BEGIN
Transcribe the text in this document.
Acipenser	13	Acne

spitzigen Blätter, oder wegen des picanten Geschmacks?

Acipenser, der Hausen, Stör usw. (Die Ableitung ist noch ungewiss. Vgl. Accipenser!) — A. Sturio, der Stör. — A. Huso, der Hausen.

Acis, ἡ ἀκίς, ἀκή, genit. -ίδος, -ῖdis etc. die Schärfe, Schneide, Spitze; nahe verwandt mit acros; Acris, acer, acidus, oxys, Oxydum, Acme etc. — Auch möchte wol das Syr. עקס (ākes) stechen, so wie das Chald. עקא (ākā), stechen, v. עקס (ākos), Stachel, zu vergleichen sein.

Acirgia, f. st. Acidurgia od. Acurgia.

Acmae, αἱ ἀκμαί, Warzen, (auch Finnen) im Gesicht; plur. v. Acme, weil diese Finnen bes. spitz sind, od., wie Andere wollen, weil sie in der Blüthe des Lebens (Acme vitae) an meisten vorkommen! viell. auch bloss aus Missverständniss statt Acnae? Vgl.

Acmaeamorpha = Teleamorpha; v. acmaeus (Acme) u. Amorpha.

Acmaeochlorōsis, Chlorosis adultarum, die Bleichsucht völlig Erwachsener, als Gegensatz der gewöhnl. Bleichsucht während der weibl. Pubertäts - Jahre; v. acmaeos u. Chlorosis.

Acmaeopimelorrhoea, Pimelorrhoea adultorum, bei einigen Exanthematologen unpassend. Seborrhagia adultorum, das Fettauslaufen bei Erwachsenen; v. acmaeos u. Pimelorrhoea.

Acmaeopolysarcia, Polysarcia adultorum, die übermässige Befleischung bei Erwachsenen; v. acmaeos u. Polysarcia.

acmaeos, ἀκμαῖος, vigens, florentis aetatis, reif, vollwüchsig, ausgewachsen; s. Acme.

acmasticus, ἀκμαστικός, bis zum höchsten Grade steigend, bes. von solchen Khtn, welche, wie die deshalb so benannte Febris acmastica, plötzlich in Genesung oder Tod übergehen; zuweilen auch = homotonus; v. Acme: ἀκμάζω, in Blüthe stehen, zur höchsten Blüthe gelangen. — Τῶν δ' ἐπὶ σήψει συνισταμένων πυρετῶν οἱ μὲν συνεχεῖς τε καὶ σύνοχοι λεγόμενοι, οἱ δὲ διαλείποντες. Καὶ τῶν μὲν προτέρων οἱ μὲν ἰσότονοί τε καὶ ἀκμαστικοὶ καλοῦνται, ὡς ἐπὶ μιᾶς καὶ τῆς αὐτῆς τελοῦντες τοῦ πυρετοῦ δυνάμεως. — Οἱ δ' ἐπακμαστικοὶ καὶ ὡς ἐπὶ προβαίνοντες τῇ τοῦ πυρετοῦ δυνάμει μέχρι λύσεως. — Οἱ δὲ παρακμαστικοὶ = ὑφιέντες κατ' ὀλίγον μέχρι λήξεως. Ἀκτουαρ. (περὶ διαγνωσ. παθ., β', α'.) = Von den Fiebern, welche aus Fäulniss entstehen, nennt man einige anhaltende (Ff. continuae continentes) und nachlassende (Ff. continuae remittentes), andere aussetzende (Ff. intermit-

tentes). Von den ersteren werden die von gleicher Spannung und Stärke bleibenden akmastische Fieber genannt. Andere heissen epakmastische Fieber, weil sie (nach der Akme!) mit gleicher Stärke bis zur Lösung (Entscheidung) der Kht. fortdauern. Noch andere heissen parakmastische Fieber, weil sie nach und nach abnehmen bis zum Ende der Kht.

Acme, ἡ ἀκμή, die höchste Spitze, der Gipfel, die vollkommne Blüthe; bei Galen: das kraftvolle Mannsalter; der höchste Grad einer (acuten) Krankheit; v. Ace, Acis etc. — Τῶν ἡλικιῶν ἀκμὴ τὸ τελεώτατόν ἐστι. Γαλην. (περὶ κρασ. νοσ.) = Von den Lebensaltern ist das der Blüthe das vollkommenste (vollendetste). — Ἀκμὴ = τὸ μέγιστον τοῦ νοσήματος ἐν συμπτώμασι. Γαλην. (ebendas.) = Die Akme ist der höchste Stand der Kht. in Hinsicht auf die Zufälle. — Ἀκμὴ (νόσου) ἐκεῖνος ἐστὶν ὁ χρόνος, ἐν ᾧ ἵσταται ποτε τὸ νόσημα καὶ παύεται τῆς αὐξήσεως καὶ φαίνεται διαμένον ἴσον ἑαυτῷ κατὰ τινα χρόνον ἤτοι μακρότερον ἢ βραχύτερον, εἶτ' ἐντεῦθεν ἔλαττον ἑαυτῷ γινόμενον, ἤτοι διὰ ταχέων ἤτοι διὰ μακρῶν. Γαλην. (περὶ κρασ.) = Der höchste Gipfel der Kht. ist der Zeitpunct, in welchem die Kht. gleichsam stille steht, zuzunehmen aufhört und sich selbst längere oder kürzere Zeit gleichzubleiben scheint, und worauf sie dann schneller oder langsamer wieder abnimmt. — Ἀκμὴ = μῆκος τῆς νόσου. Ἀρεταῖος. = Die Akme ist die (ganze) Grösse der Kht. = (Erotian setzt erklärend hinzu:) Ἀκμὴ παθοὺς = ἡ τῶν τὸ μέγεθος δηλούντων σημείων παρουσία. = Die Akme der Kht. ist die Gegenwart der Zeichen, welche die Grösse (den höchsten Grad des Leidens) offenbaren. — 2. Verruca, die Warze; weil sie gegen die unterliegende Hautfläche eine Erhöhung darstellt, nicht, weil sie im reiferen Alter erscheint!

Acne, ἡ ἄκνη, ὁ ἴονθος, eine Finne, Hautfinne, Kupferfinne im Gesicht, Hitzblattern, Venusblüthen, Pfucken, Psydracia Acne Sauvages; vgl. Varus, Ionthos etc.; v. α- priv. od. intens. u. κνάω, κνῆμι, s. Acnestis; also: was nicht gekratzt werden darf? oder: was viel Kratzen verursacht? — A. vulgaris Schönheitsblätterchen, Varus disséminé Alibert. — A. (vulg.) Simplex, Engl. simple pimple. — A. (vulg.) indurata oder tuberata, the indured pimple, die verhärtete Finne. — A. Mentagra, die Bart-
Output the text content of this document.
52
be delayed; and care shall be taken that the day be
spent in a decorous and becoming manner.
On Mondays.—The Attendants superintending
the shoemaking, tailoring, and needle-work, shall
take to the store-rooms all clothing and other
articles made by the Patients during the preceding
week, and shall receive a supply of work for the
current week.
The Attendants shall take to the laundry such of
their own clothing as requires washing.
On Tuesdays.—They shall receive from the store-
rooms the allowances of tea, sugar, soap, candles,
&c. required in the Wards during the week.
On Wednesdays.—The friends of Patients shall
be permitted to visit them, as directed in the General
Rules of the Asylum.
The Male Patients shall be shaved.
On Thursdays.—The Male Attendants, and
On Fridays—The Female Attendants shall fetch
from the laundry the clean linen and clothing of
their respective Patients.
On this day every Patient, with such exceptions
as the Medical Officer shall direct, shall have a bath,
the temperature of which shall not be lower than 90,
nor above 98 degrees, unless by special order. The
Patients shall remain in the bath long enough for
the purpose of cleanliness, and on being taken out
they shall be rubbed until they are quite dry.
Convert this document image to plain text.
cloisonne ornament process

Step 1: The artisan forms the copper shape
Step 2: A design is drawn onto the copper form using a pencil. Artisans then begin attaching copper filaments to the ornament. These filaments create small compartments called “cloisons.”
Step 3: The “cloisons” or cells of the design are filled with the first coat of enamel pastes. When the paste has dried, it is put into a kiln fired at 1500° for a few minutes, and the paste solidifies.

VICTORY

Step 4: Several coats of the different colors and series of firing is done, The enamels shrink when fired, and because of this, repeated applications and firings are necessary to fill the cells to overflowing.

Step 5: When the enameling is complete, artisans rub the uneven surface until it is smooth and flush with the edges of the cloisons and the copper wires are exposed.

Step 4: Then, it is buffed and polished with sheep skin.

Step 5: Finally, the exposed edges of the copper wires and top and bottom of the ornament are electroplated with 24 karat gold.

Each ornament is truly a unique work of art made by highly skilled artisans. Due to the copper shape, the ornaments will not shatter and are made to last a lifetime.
END
■ Exercise aim: Every line holding the word "during" should be copied out of the material.

■ Solution for this exercise:
articles made by the Patients during the preceding
&c. required in the Wards during the week.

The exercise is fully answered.